══ Dataset
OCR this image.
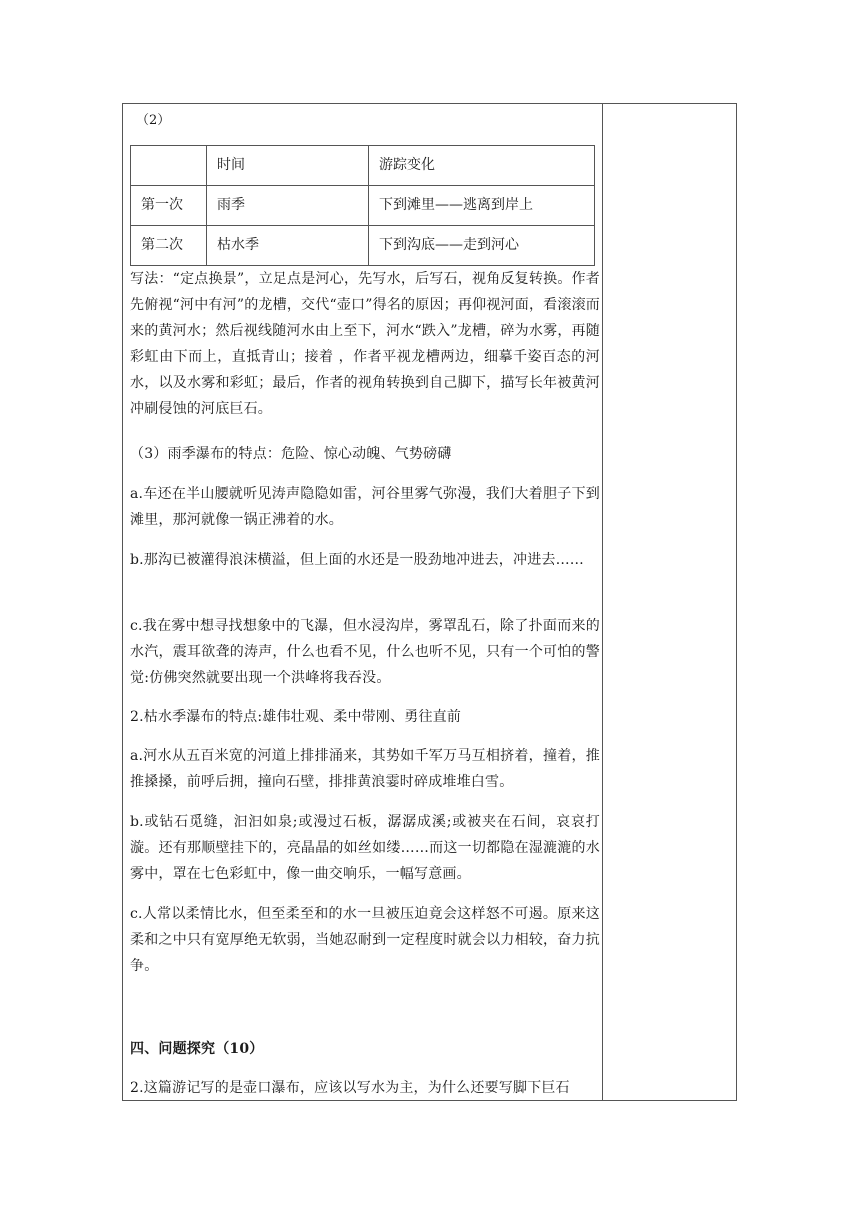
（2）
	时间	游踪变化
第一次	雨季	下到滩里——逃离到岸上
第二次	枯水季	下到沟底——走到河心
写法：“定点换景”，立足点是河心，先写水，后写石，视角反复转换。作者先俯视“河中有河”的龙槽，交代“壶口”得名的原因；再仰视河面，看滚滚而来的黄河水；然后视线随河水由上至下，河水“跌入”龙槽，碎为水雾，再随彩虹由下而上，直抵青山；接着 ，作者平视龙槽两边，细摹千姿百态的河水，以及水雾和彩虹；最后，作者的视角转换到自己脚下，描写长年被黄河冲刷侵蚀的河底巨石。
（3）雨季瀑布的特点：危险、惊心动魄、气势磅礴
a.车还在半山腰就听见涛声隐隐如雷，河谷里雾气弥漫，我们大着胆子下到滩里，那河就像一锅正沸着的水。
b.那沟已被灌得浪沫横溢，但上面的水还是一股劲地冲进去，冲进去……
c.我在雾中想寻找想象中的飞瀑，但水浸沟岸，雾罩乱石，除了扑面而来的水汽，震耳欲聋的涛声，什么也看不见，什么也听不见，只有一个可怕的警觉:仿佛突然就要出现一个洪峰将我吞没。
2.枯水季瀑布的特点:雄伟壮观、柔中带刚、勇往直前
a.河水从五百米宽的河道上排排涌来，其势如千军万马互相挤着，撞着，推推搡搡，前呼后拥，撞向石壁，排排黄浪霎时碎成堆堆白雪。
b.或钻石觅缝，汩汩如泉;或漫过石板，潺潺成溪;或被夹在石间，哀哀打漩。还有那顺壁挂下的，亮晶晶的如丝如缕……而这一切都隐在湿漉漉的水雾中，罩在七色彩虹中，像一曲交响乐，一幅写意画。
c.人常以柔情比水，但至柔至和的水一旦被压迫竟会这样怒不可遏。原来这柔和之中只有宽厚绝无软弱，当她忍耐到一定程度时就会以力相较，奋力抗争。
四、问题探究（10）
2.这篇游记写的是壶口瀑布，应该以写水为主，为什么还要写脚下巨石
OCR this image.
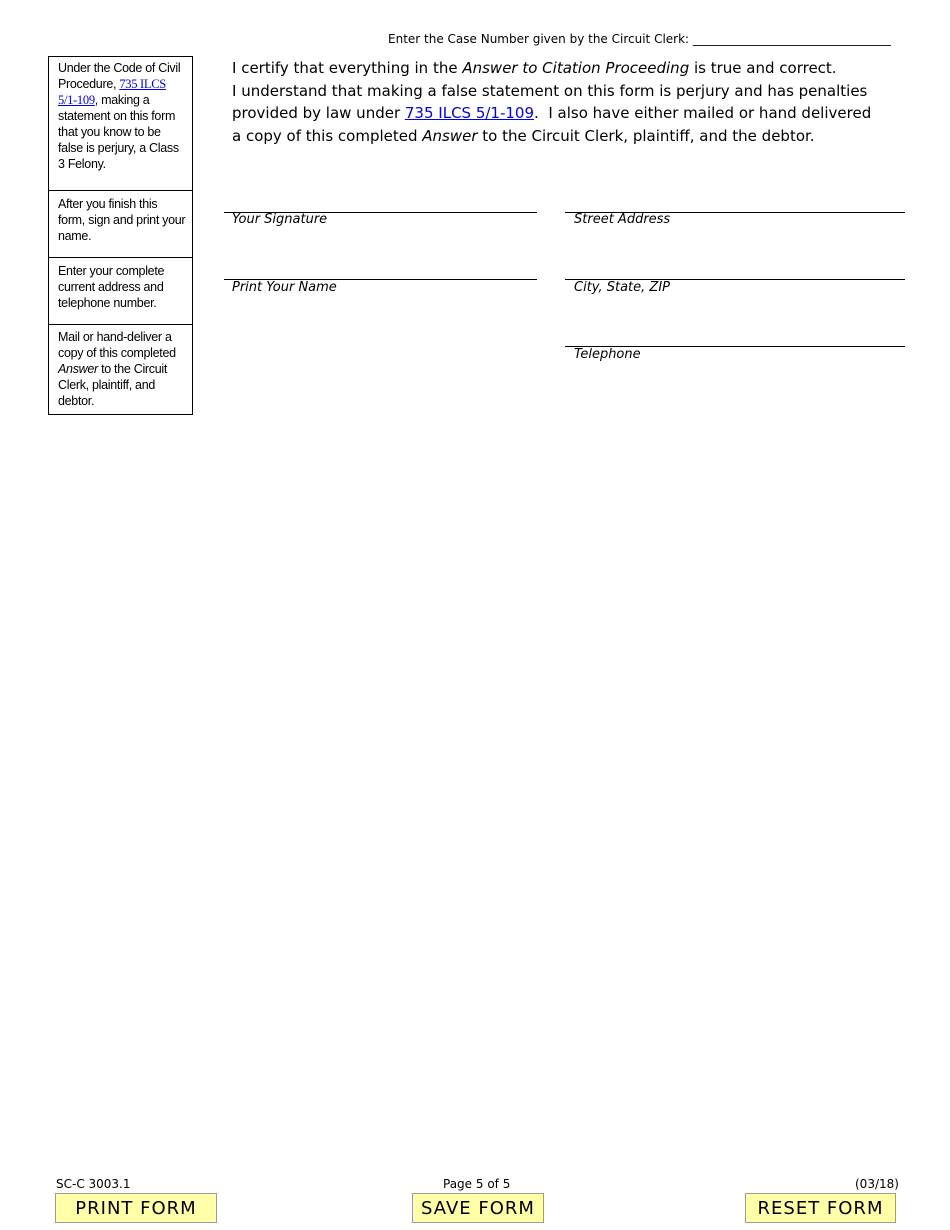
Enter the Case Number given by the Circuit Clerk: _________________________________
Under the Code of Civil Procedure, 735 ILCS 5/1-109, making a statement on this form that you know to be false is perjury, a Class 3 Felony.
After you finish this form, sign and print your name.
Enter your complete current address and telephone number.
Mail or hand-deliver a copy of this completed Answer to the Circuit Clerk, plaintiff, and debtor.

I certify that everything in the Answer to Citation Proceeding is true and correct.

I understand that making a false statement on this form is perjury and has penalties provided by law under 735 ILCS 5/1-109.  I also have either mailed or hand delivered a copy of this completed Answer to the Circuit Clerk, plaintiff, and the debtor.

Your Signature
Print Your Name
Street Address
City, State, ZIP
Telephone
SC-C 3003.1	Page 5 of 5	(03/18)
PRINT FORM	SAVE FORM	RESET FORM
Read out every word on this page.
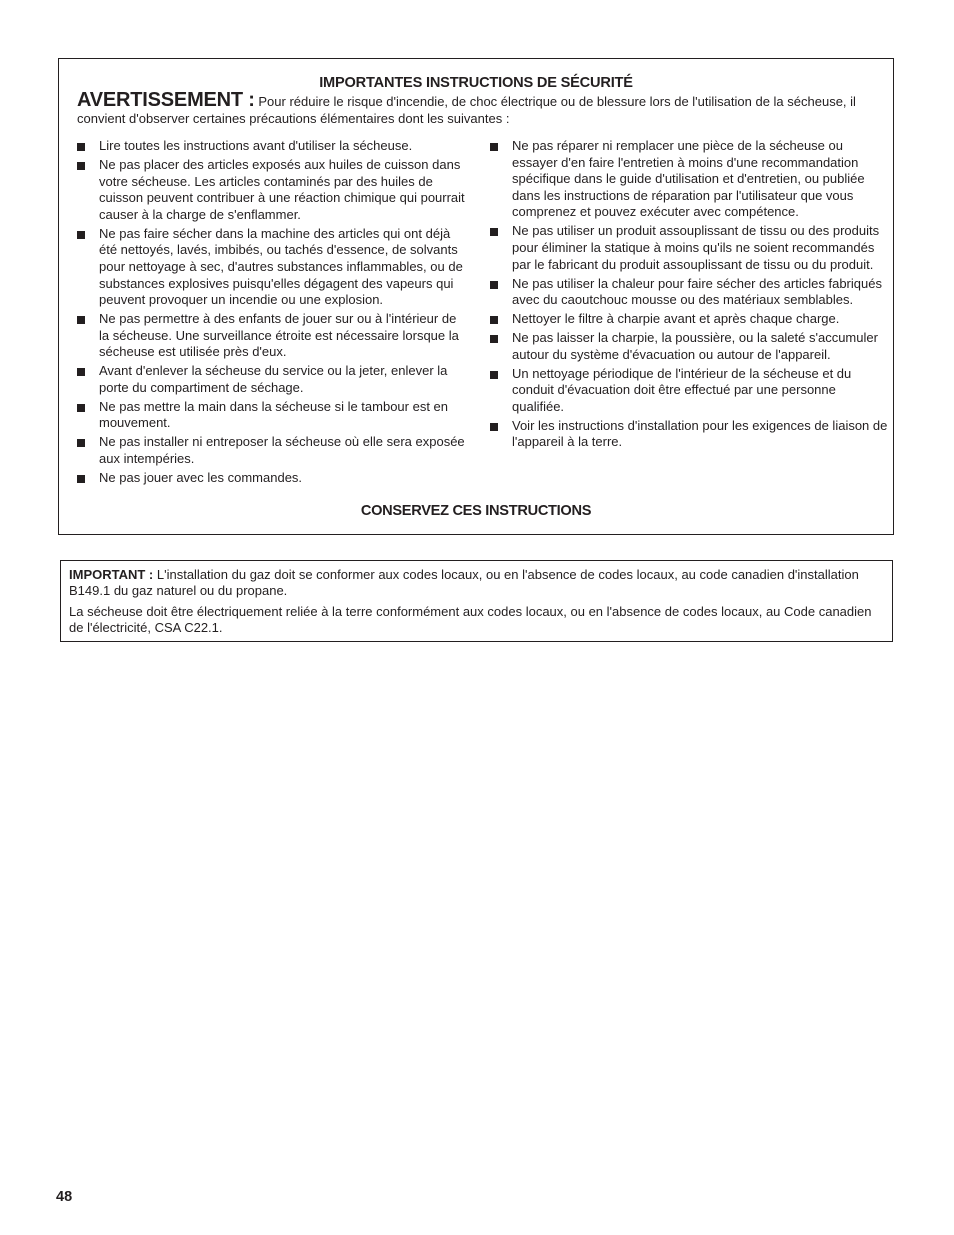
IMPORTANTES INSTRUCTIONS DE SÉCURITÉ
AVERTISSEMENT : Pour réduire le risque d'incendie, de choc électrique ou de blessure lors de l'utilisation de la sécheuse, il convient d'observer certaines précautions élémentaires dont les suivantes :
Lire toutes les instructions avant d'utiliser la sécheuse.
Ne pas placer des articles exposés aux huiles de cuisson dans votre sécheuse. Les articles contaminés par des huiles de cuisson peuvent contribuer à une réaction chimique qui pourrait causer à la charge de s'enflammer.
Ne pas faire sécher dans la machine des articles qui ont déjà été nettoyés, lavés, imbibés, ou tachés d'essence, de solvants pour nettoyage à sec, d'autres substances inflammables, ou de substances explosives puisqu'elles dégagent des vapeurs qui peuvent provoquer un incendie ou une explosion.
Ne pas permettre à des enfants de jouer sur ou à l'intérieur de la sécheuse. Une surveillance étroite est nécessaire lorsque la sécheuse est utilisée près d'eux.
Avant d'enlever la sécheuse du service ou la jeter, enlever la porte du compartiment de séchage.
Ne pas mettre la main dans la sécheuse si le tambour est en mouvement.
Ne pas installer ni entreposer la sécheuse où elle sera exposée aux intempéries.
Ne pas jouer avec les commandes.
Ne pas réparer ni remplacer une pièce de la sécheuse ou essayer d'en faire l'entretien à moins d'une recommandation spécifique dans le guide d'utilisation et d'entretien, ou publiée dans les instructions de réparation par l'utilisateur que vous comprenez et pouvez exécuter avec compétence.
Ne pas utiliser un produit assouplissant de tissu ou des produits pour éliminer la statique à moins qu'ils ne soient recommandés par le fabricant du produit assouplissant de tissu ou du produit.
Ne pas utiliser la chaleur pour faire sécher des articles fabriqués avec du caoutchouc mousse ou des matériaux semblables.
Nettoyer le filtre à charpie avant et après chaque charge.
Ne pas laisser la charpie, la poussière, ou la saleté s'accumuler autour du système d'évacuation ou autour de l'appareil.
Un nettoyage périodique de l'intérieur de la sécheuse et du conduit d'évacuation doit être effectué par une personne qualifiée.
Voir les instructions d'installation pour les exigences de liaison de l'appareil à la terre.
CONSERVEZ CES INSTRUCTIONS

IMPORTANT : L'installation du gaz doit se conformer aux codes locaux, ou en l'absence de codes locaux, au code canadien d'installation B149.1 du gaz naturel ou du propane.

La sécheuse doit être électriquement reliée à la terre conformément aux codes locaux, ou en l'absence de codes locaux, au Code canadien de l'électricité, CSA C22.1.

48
════
- **Stated goal**
Give only the number of lines in the data that include the string "nettoyage".

- **Problem solution**
2